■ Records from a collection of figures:
"""

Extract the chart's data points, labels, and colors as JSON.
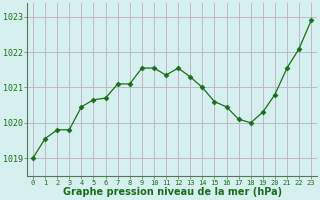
{
  "x": [
    0,
    1,
    2,
    3,
    4,
    5,
    6,
    7,
    8,
    9,
    10,
    11,
    12,
    13,
    14,
    15,
    16,
    17,
    18,
    19,
    20,
    21,
    22,
    23
  ],
  "y": [
    1019.0,
    1019.55,
    1019.8,
    1019.8,
    1020.45,
    1020.65,
    1020.7,
    1021.1,
    1021.1,
    1021.55,
    1021.55,
    1021.35,
    1021.55,
    1021.3,
    1021.0,
    1020.6,
    1020.45,
    1020.1,
    1020.0,
    1020.3,
    1020.8,
    1021.55,
    1022.1,
    1022.9
  ],
  "line_color": "#1a6e1a",
  "marker": "D",
  "marker_size": 2.5,
  "bg_color": "#d6f0f0",
  "grid_color": "#c0b8c8",
  "xlabel": "Graphe pression niveau de la mer (hPa)",
  "xlabel_fontsize": 7,
  "xlabel_color": "#1a6e1a",
  "tick_color": "#1a6e1a",
  "ylim": [
    1018.5,
    1023.4
  ],
  "yticks": [
    1019,
    1020,
    1021,
    1022,
    1023
  ],
  "xticks": [
    0,
    1,
    2,
    3,
    4,
    5,
    6,
    7,
    8,
    9,
    10,
    11,
    12,
    13,
    14,
    15,
    16,
    17,
    18,
    19,
    20,
    21,
    22,
    23
  ]
}
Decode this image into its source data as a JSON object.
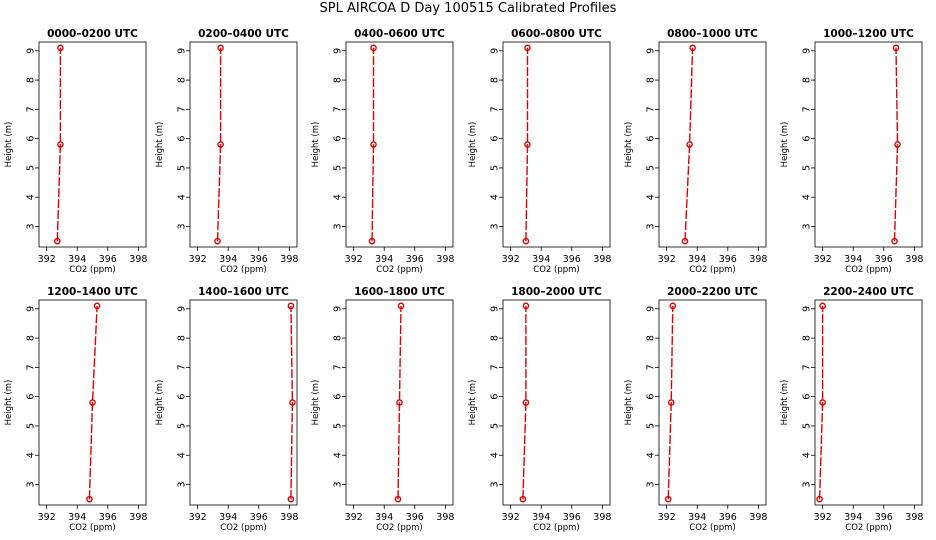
{
  "page_title": "SPL AIRCOA D  Day 100515  Calibrated Profiles",
  "colors": {
    "profile": "#e00000",
    "axis": "#000000",
    "background": "#ffffff"
  },
  "chart_data": [
    {
      "type": "line",
      "title": "0000–0200 UTC",
      "xlabel": "CO2 (ppm)",
      "ylabel": "Height (m)",
      "xlim": [
        391.5,
        398.5
      ],
      "ylim": [
        2.3,
        9.3
      ],
      "xticks": [
        392,
        394,
        396,
        398
      ],
      "yticks": [
        3,
        4,
        5,
        6,
        7,
        8,
        9
      ],
      "grid": false,
      "series": [
        {
          "x": [
            392.7,
            392.9,
            392.9
          ],
          "y": [
            2.5,
            5.8,
            9.1
          ]
        }
      ]
    },
    {
      "type": "line",
      "title": "0200–0400 UTC",
      "xlabel": "CO2 (ppm)",
      "ylabel": "Height (m)",
      "xlim": [
        391.5,
        398.5
      ],
      "ylim": [
        2.3,
        9.3
      ],
      "xticks": [
        392,
        394,
        396,
        398
      ],
      "yticks": [
        3,
        4,
        5,
        6,
        7,
        8,
        9
      ],
      "grid": false,
      "series": [
        {
          "x": [
            393.3,
            393.5,
            393.5
          ],
          "y": [
            2.5,
            5.8,
            9.1
          ]
        }
      ]
    },
    {
      "type": "line",
      "title": "0400–0600 UTC",
      "xlabel": "CO2 (ppm)",
      "ylabel": "Height (m)",
      "xlim": [
        391.5,
        398.5
      ],
      "ylim": [
        2.3,
        9.3
      ],
      "xticks": [
        392,
        394,
        396,
        398
      ],
      "yticks": [
        3,
        4,
        5,
        6,
        7,
        8,
        9
      ],
      "grid": false,
      "series": [
        {
          "x": [
            393.2,
            393.3,
            393.3
          ],
          "y": [
            2.5,
            5.8,
            9.1
          ]
        }
      ]
    },
    {
      "type": "line",
      "title": "0600–0800 UTC",
      "xlabel": "CO2 (ppm)",
      "ylabel": "Height (m)",
      "xlim": [
        391.5,
        398.5
      ],
      "ylim": [
        2.3,
        9.3
      ],
      "xticks": [
        392,
        394,
        396,
        398
      ],
      "yticks": [
        3,
        4,
        5,
        6,
        7,
        8,
        9
      ],
      "grid": false,
      "series": [
        {
          "x": [
            393.0,
            393.1,
            393.1
          ],
          "y": [
            2.5,
            5.8,
            9.1
          ]
        }
      ]
    },
    {
      "type": "line",
      "title": "0800–1000 UTC",
      "xlabel": "CO2 (ppm)",
      "ylabel": "Height (m)",
      "xlim": [
        391.5,
        398.5
      ],
      "ylim": [
        2.3,
        9.3
      ],
      "xticks": [
        392,
        394,
        396,
        398
      ],
      "yticks": [
        3,
        4,
        5,
        6,
        7,
        8,
        9
      ],
      "grid": false,
      "series": [
        {
          "x": [
            393.2,
            393.5,
            393.7
          ],
          "y": [
            2.5,
            5.8,
            9.1
          ]
        }
      ]
    },
    {
      "type": "line",
      "title": "1000–1200 UTC",
      "xlabel": "CO2 (ppm)",
      "ylabel": "Height (m)",
      "xlim": [
        391.5,
        398.5
      ],
      "ylim": [
        2.3,
        9.3
      ],
      "xticks": [
        392,
        394,
        396,
        398
      ],
      "yticks": [
        3,
        4,
        5,
        6,
        7,
        8,
        9
      ],
      "grid": false,
      "series": [
        {
          "x": [
            396.7,
            396.9,
            396.8
          ],
          "y": [
            2.5,
            5.8,
            9.1
          ]
        }
      ]
    },
    {
      "type": "line",
      "title": "1200–1400 UTC",
      "xlabel": "CO2 (ppm)",
      "ylabel": "Height (m)",
      "xlim": [
        391.5,
        398.5
      ],
      "ylim": [
        2.3,
        9.3
      ],
      "xticks": [
        392,
        394,
        396,
        398
      ],
      "yticks": [
        3,
        4,
        5,
        6,
        7,
        8,
        9
      ],
      "grid": false,
      "series": [
        {
          "x": [
            394.8,
            395.0,
            395.3
          ],
          "y": [
            2.5,
            5.8,
            9.1
          ]
        }
      ]
    },
    {
      "type": "line",
      "title": "1400–1600 UTC",
      "xlabel": "CO2 (ppm)",
      "ylabel": "Height (m)",
      "xlim": [
        391.5,
        398.5
      ],
      "ylim": [
        2.3,
        9.3
      ],
      "xticks": [
        392,
        394,
        396,
        398
      ],
      "yticks": [
        3,
        4,
        5,
        6,
        7,
        8,
        9
      ],
      "grid": false,
      "series": [
        {
          "x": [
            398.1,
            398.2,
            398.1
          ],
          "y": [
            2.5,
            5.8,
            9.1
          ]
        }
      ]
    },
    {
      "type": "line",
      "title": "1600–1800 UTC",
      "xlabel": "CO2 (ppm)",
      "ylabel": "Height (m)",
      "xlim": [
        391.5,
        398.5
      ],
      "ylim": [
        2.3,
        9.3
      ],
      "xticks": [
        392,
        394,
        396,
        398
      ],
      "yticks": [
        3,
        4,
        5,
        6,
        7,
        8,
        9
      ],
      "grid": false,
      "series": [
        {
          "x": [
            394.9,
            395.0,
            395.1
          ],
          "y": [
            2.5,
            5.8,
            9.1
          ]
        }
      ]
    },
    {
      "type": "line",
      "title": "1800–2000 UTC",
      "xlabel": "CO2 (ppm)",
      "ylabel": "Height (m)",
      "xlim": [
        391.5,
        398.5
      ],
      "ylim": [
        2.3,
        9.3
      ],
      "xticks": [
        392,
        394,
        396,
        398
      ],
      "yticks": [
        3,
        4,
        5,
        6,
        7,
        8,
        9
      ],
      "grid": false,
      "series": [
        {
          "x": [
            392.8,
            393.0,
            393.0
          ],
          "y": [
            2.5,
            5.8,
            9.1
          ]
        }
      ]
    },
    {
      "type": "line",
      "title": "2000–2200 UTC",
      "xlabel": "CO2 (ppm)",
      "ylabel": "Height (m)",
      "xlim": [
        391.5,
        398.5
      ],
      "ylim": [
        2.3,
        9.3
      ],
      "xticks": [
        392,
        394,
        396,
        398
      ],
      "yticks": [
        3,
        4,
        5,
        6,
        7,
        8,
        9
      ],
      "grid": false,
      "series": [
        {
          "x": [
            392.1,
            392.3,
            392.4
          ],
          "y": [
            2.5,
            5.8,
            9.1
          ]
        }
      ]
    },
    {
      "type": "line",
      "title": "2200–2400 UTC",
      "xlabel": "CO2 (ppm)",
      "ylabel": "Height (m)",
      "xlim": [
        391.5,
        398.5
      ],
      "ylim": [
        2.3,
        9.3
      ],
      "xticks": [
        392,
        394,
        396,
        398
      ],
      "yticks": [
        3,
        4,
        5,
        6,
        7,
        8,
        9
      ],
      "grid": false,
      "series": [
        {
          "x": [
            391.8,
            392.0,
            392.0
          ],
          "y": [
            2.5,
            5.8,
            9.1
          ]
        }
      ]
    }
  ]
}
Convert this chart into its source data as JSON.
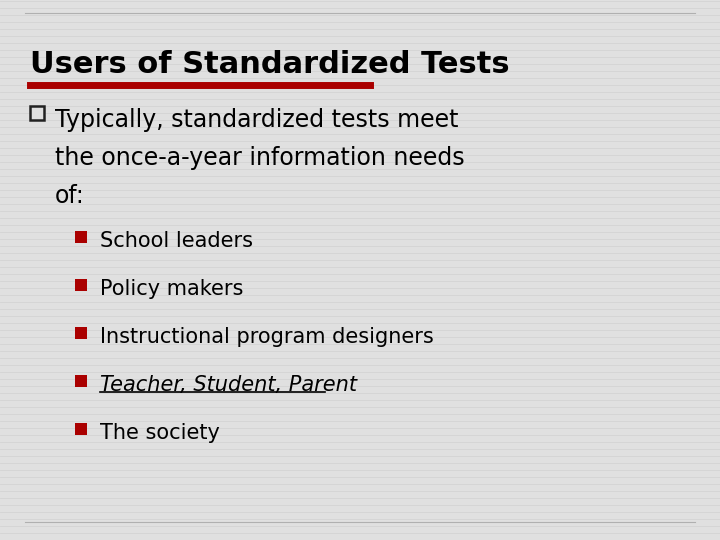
{
  "title": "Users of Standardized Tests",
  "title_fontsize": 22,
  "title_fontweight": "bold",
  "title_color": "#000000",
  "title_font": "DejaVu Sans",
  "bg_color": "#e0e0e0",
  "stripe_color": "#d4d4d4",
  "red_color": "#aa0000",
  "main_bullet_text_line1": "Typically, standardized tests meet",
  "main_bullet_text_line2": "the once-a-year information needs",
  "main_bullet_text_line3": "of:",
  "main_bullet_fontsize": 17,
  "main_bullet_font": "DejaVu Sans",
  "sub_bullets": [
    "School leaders",
    "Policy makers",
    "Instructional program designers",
    "Teacher, Student, Parent",
    "The society"
  ],
  "sub_bullet_italic_index": 3,
  "sub_bullet_fontsize": 15,
  "sub_bullet_font": "DejaVu Sans"
}
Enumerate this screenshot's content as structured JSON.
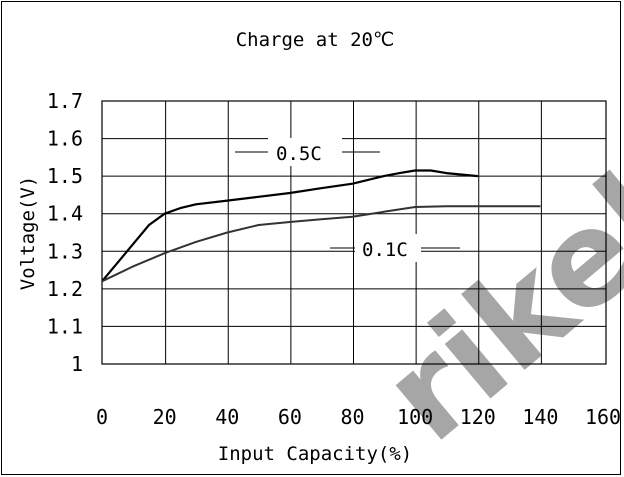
{
  "chart_data": {
    "type": "line",
    "title": "Charge at 20℃",
    "xlabel": "Input Capacity(%)",
    "ylabel": "Voltage(V)",
    "xlim": [
      0,
      160
    ],
    "ylim": [
      1.0,
      1.7
    ],
    "x_ticks": [
      "0",
      "20",
      "40",
      "60",
      "80",
      "100",
      "120",
      "140",
      "160"
    ],
    "y_ticks": [
      "1",
      "1.1",
      "1.2",
      "1.3",
      "1.4",
      "1.5",
      "1.6",
      "1.7"
    ],
    "grid": true,
    "series": [
      {
        "name": "0.5C",
        "color": "#000000",
        "x": [
          0,
          5,
          10,
          15,
          20,
          25,
          30,
          40,
          50,
          60,
          70,
          80,
          90,
          95,
          100,
          105,
          110,
          120
        ],
        "y": [
          1.22,
          1.27,
          1.32,
          1.37,
          1.4,
          1.415,
          1.425,
          1.435,
          1.445,
          1.455,
          1.468,
          1.48,
          1.5,
          1.508,
          1.515,
          1.515,
          1.508,
          1.5
        ]
      },
      {
        "name": "0.1C",
        "color": "#333333",
        "x": [
          0,
          10,
          20,
          30,
          40,
          50,
          60,
          70,
          80,
          90,
          100,
          110,
          120,
          140
        ],
        "y": [
          1.22,
          1.26,
          1.295,
          1.325,
          1.35,
          1.37,
          1.378,
          1.385,
          1.392,
          1.405,
          1.418,
          1.42,
          1.42,
          1.42
        ]
      }
    ],
    "watermark": "rikel",
    "watermark_color": "#f2a7a7"
  }
}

"""

■ WORK TO BE COMPLETED:
Find the string "into" in the listing and return every line that holds it.

■ REPLY:
Decode this image into its source data as a JSON object.
Convert this chart into its source data as JSON.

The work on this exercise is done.